> **Aim**: Every entry must be duplicated precisely as written.

======

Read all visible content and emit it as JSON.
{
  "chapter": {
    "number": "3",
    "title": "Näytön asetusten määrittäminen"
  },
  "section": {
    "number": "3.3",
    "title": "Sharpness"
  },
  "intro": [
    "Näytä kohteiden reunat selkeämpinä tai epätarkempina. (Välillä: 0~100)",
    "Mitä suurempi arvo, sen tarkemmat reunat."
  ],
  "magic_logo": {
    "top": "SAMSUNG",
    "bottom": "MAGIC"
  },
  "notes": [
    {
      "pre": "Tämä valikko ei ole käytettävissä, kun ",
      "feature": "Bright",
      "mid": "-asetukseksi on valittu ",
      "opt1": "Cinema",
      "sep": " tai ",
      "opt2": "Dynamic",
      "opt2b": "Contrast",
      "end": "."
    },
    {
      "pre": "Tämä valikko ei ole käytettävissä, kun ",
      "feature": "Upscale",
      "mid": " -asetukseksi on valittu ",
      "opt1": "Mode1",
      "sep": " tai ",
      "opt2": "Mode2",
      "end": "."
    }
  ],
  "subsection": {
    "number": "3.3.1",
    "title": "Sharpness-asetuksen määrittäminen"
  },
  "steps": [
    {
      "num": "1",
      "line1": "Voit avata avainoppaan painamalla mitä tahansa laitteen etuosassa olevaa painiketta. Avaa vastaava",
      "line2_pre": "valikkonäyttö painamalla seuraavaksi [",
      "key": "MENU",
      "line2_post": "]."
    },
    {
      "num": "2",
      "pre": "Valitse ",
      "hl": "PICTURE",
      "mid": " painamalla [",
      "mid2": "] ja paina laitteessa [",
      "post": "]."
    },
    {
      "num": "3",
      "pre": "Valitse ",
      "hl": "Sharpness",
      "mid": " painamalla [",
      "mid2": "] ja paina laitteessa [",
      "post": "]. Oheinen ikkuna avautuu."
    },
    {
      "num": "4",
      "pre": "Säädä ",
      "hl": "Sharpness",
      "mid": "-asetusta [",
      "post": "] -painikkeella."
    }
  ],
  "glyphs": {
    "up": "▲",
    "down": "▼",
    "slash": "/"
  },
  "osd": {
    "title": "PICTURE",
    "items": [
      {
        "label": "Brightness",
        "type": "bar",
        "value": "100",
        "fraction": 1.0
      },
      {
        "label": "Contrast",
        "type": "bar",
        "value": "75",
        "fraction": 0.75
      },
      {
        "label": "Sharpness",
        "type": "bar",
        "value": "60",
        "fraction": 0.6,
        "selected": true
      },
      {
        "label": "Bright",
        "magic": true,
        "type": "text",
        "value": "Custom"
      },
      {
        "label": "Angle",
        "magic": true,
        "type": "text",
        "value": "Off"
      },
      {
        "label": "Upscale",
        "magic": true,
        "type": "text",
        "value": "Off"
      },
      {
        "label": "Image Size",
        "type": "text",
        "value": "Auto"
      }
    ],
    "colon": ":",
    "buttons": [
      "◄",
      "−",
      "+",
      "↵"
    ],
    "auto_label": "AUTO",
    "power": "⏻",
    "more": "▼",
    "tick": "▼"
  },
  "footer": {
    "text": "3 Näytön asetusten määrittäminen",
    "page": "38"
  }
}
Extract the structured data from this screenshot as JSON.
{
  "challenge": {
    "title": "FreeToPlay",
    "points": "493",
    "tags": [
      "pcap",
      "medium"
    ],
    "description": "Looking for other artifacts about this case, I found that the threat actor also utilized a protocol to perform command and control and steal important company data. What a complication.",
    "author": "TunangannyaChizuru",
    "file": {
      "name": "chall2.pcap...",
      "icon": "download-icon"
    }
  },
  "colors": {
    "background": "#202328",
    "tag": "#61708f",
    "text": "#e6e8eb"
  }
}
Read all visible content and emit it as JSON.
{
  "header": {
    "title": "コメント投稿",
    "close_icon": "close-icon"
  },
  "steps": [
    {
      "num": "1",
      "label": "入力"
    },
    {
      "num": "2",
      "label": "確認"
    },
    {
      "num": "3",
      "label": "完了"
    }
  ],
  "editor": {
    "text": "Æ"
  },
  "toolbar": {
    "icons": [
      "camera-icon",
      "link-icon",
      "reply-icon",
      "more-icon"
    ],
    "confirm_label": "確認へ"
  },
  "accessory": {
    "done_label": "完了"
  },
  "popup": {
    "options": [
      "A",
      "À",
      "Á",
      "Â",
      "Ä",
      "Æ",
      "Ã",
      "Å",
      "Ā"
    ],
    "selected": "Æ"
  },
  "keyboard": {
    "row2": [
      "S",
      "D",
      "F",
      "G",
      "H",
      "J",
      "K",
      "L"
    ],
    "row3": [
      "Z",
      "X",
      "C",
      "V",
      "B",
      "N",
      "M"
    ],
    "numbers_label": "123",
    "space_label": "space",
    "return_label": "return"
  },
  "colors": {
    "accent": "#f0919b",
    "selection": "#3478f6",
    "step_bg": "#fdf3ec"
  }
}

======

> **Reply**:
Read all visible content and emit it as JSON.
{
  "chapter": {
    "number": "3",
    "title": "Näytön asetusten määrittäminen"
  },
  "section": {
    "number": "3.3",
    "title": "Sharpness"
  },
  "intro": [
    "Näytä kohteiden reunat selkeämpinä tai epätarkempina. (Välillä: 0~100)",
    "Mitä suurempi arvo, sen tarkemmat reunat."
  ],
  "magic_logo": {
    "top": "SAMSUNG",
    "bottom": "MAGIC"
  },
  "notes": [
    {
      "pre": "Tämä valikko ei ole käytettävissä, kun ",
      "feature": "Bright",
      "mid": "-asetukseksi on valittu ",
      "opt1": "Cinema",
      "sep": " tai ",
      "opt2": "Dynamic",
      "opt2b": "Contrast",
      "end": "."
    },
    {
      "pre": "Tämä valikko ei ole käytettävissä, kun ",
      "feature": "Upscale",
      "mid": " -asetukseksi on valittu ",
      "opt1": "Mode1",
      "sep": " tai ",
      "opt2": "Mode2",
      "end": "."
    }
  ],
  "subsection": {
    "number": "3.3.1",
    "title": "Sharpness-asetuksen määrittäminen"
  },
  "steps": [
    {
      "num": "1",
      "line1": "Voit avata avainoppaan painamalla mitä tahansa laitteen etuosassa olevaa painiketta. Avaa vastaava",
      "line2_pre": "valikkonäyttö painamalla seuraavaksi [",
      "key": "MENU",
      "line2_post": "]."
    },
    {
      "num": "2",
      "pre": "Valitse ",
      "hl": "PICTURE",
      "mid": " painamalla [",
      "mid2": "] ja paina laitteessa [",
      "post": "]."
    },
    {
      "num": "3",
      "pre": "Valitse ",
      "hl": "Sharpness",
      "mid": " painamalla [",
      "mid2": "] ja paina laitteessa [",
      "post": "]. Oheinen ikkuna avautuu."
    },
    {
      "num": "4",
      "pre": "Säädä ",
      "hl": "Sharpness",
      "mid": "-asetusta [",
      "post": "] -painikkeella."
    }
  ],
  "glyphs": {
    "up": "▲",
    "down": "▼",
    "slash": "/"
  },
  "osd": {
    "title": "PICTURE",
    "items": [
      {
        "label": "Brightness",
        "type": "bar",
        "value": "100",
        "fraction": 1.0
      },
      {
        "label": "Contrast",
        "type": "bar",
        "value": "75",
        "fraction": 0.75
      },
      {
        "label": "Sharpness",
        "type": "bar",
        "value": "60",
        "fraction": 0.6,
        "selected": true
      },
      {
        "label": "Bright",
        "magic": true,
        "type": "text",
        "value": "Custom"
      },
      {
        "label": "Angle",
        "magic": true,
        "type": "text",
        "value": "Off"
      },
      {
        "label": "Upscale",
        "magic": true,
        "type": "text",
        "value": "Off"
      },
      {
        "label": "Image Size",
        "type": "text",
        "value": "Auto"
      }
    ],
    "colon": ":",
    "buttons": [
      "◄",
      "−",
      "+",
      "↵"
    ],
    "auto_label": "AUTO",
    "power": "⏻",
    "more": "▼",
    "tick": "▼"
  },
  "footer": {
    "text": "3 Näytön asetusten määrittäminen",
    "page": "38"
  }
}
Extract the structured data from this screenshot as JSON.
{
  "challenge": {
    "title": "FreeToPlay",
    "points": "493",
    "tags": [
      "pcap",
      "medium"
    ],
    "description": "Looking for other artifacts about this case, I found that the threat actor also utilized a protocol to perform command and control and steal important company data. What a complication.",
    "author": "TunangannyaChizuru",
    "file": {
      "name": "chall2.pcap...",
      "icon": "download-icon"
    }
  },
  "colors": {
    "background": "#202328",
    "tag": "#61708f",
    "text": "#e6e8eb"
  }
}
Read all visible content and emit it as JSON.
{
  "header": {
    "title": "コメント投稿",
    "close_icon": "close-icon"
  },
  "steps": [
    {
      "num": "1",
      "label": "入力"
    },
    {
      "num": "2",
      "label": "確認"
    },
    {
      "num": "3",
      "label": "完了"
    }
  ],
  "editor": {
    "text": "Æ"
  },
  "toolbar": {
    "icons": [
      "camera-icon",
      "link-icon",
      "reply-icon",
      "more-icon"
    ],
    "confirm_label": "確認へ"
  },
  "accessory": {
    "done_label": "完了"
  },
  "popup": {
    "options": [
      "A",
      "À",
      "Á",
      "Â",
      "Ä",
      "Æ",
      "Ã",
      "Å",
      "Ā"
    ],
    "selected": "Æ"
  },
  "keyboard": {
    "row2": [
      "S",
      "D",
      "F",
      "G",
      "H",
      "J",
      "K",
      "L"
    ],
    "row3": [
      "Z",
      "X",
      "C",
      "V",
      "B",
      "N",
      "M"
    ],
    "numbers_label": "123",
    "space_label": "space",
    "return_label": "return"
  },
  "colors": {
    "accent": "#f0919b",
    "selection": "#3478f6",
    "step_bg": "#fdf3ec"
  }
}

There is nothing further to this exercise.